● **TASK TO CARRY OUT**
Quote exactly the lines running from the line with "Type out the text in this image." to the end of the entries, including both, and nothing else.

● **INPUT ROWS**
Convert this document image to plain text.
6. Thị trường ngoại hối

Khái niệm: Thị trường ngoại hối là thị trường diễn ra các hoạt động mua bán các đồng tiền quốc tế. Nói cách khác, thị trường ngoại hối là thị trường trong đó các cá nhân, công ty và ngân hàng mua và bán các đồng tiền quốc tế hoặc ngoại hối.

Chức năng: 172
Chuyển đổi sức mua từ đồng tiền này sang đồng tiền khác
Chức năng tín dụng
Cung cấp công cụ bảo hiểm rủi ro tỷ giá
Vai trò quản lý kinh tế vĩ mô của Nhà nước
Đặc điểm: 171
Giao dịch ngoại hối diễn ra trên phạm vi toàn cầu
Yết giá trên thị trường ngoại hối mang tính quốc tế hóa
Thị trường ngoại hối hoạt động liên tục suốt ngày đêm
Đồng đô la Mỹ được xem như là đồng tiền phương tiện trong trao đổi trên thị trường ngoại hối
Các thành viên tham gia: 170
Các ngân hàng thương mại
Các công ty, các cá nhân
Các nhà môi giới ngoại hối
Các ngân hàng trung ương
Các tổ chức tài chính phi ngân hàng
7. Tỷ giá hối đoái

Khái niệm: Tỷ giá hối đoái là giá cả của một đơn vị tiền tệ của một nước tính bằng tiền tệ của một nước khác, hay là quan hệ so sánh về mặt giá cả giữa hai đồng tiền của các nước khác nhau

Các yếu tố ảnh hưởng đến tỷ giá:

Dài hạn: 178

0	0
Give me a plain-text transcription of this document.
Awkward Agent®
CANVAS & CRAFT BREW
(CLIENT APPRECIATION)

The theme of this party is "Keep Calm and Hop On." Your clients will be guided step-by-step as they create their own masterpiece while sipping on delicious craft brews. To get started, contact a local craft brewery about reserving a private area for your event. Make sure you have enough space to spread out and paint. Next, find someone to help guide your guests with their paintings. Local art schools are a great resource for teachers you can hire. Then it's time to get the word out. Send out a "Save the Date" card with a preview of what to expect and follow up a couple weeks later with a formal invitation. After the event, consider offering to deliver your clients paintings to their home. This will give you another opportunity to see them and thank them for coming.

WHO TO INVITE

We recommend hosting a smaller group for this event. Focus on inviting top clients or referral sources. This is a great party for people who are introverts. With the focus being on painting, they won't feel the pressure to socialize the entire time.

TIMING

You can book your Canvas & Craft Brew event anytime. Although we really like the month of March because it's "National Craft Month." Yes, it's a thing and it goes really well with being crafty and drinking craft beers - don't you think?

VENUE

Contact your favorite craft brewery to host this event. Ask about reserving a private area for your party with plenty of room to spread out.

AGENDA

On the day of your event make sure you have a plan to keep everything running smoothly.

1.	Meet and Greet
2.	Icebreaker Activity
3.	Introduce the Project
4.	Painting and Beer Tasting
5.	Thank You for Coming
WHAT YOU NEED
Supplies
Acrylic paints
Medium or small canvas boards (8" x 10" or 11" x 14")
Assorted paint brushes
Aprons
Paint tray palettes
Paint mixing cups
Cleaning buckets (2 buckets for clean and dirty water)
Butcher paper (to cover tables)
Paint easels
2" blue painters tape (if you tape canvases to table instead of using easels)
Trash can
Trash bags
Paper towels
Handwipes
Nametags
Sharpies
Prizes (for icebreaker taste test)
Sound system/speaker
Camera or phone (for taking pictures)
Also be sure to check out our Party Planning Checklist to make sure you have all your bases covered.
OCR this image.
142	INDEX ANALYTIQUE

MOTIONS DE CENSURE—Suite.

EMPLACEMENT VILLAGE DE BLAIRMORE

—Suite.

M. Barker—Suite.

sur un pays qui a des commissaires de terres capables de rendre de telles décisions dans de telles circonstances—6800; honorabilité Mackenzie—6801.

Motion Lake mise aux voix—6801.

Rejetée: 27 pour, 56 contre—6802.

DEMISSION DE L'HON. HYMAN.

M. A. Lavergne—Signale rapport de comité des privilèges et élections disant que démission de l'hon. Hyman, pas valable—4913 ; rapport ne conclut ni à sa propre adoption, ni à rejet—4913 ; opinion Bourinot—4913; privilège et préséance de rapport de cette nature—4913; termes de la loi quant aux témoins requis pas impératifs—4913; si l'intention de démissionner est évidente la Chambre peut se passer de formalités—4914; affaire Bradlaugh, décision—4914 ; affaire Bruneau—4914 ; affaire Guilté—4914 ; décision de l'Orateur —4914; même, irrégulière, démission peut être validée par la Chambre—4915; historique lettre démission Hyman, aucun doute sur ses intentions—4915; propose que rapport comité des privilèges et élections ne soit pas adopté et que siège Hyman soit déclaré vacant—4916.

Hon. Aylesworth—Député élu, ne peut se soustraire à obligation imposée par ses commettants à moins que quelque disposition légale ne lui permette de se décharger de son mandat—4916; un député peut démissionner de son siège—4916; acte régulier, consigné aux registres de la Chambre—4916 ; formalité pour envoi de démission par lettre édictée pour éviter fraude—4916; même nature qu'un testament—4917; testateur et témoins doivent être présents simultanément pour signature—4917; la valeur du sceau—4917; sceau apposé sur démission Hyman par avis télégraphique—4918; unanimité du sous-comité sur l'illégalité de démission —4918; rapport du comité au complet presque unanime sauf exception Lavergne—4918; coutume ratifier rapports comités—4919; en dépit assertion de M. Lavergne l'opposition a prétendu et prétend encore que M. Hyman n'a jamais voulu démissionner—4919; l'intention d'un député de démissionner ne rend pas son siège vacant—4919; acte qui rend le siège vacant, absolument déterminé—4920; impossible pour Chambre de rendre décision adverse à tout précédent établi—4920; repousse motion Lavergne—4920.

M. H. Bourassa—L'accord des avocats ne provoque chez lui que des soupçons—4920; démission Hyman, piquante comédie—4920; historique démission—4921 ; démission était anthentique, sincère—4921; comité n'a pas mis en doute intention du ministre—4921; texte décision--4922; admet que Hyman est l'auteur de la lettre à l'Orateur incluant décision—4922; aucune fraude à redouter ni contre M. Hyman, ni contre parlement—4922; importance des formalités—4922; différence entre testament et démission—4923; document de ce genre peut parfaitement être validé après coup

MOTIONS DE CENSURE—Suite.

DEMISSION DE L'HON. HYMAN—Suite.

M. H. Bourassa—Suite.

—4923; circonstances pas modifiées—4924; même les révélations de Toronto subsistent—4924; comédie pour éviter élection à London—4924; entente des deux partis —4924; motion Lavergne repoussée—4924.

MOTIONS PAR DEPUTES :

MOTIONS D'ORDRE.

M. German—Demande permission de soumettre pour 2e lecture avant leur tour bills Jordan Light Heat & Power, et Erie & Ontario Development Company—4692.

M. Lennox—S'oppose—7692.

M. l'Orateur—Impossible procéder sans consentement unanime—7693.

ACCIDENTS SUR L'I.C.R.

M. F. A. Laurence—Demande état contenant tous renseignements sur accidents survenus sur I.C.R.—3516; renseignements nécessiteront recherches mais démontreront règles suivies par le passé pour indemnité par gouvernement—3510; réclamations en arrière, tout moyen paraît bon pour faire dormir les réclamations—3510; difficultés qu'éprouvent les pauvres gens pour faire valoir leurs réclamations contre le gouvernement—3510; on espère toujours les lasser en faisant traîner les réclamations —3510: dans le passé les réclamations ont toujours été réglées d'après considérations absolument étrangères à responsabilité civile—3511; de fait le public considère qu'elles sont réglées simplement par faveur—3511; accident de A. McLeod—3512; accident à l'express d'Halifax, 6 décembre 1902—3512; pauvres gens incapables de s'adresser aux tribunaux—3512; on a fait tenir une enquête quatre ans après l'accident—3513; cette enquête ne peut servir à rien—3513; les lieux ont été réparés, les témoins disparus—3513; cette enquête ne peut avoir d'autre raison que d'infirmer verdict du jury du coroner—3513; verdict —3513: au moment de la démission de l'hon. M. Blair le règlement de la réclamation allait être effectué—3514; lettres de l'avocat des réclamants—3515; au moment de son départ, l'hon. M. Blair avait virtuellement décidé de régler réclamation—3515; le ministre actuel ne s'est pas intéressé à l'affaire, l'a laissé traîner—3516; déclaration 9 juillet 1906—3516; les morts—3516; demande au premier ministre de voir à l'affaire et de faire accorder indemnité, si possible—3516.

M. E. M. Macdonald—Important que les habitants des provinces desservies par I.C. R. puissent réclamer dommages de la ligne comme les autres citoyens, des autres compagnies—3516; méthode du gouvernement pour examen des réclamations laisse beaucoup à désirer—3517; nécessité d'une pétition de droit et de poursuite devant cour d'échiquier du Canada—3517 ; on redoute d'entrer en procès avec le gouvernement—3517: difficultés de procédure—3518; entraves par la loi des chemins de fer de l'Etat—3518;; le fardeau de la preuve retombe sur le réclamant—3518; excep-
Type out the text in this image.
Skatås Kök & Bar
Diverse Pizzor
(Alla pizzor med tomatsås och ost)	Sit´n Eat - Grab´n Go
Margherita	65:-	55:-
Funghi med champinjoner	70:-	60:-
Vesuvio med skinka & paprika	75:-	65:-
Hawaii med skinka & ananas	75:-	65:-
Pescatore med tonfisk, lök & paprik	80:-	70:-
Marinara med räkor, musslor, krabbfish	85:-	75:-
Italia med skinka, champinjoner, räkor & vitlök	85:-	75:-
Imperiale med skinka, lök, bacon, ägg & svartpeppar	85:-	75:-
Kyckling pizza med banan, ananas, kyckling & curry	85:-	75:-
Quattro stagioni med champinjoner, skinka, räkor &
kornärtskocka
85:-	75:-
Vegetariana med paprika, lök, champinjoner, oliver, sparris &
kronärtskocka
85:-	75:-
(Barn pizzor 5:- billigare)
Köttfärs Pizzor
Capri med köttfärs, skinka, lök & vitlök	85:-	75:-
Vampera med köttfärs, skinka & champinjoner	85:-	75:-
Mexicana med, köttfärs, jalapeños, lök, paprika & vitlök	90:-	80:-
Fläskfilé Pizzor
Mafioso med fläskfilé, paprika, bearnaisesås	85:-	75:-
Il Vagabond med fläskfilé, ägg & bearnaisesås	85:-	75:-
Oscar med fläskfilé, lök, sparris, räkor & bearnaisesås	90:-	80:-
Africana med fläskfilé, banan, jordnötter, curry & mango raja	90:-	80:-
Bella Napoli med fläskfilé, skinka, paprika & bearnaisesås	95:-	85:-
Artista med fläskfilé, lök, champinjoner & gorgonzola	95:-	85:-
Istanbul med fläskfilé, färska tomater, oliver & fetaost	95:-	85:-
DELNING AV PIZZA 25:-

● **FINAL ANSWER**
Type out the text in this image.
Skatås Kök & Bar
Diverse Pizzor
(Alla pizzor med tomatsås och ost)	Sit´n Eat - Grab´n Go
Margherita	65:-	55:-
Funghi med champinjoner	70:-	60:-
Vesuvio med skinka & paprika	75:-	65:-
Hawaii med skinka & ananas	75:-	65:-
Pescatore med tonfisk, lök & paprik	80:-	70:-
Marinara med räkor, musslor, krabbfish	85:-	75:-
Italia med skinka, champinjoner, räkor & vitlök	85:-	75:-
Imperiale med skinka, lök, bacon, ägg & svartpeppar	85:-	75:-
Kyckling pizza med banan, ananas, kyckling & curry	85:-	75:-
Quattro stagioni med champinjoner, skinka, räkor &
kornärtskocka
85:-	75:-
Vegetariana med paprika, lök, champinjoner, oliver, sparris &
kronärtskocka
85:-	75:-
(Barn pizzor 5:- billigare)
Köttfärs Pizzor
Capri med köttfärs, skinka, lök & vitlök	85:-	75:-
Vampera med köttfärs, skinka & champinjoner	85:-	75:-
Mexicana med, köttfärs, jalapeños, lök, paprika & vitlök	90:-	80:-
Fläskfilé Pizzor
Mafioso med fläskfilé, paprika, bearnaisesås	85:-	75:-
Il Vagabond med fläskfilé, ägg & bearnaisesås	85:-	75:-
Oscar med fläskfilé, lök, sparris, räkor & bearnaisesås	90:-	80:-
Africana med fläskfilé, banan, jordnötter, curry & mango raja	90:-	80:-
Bella Napoli med fläskfilé, skinka, paprika & bearnaisesås	95:-	85:-
Artista med fläskfilé, lök, champinjoner & gorgonzola	95:-	85:-
Istanbul med fläskfilé, färska tomater, oliver & fetaost	95:-	85:-
DELNING AV PIZZA 25:-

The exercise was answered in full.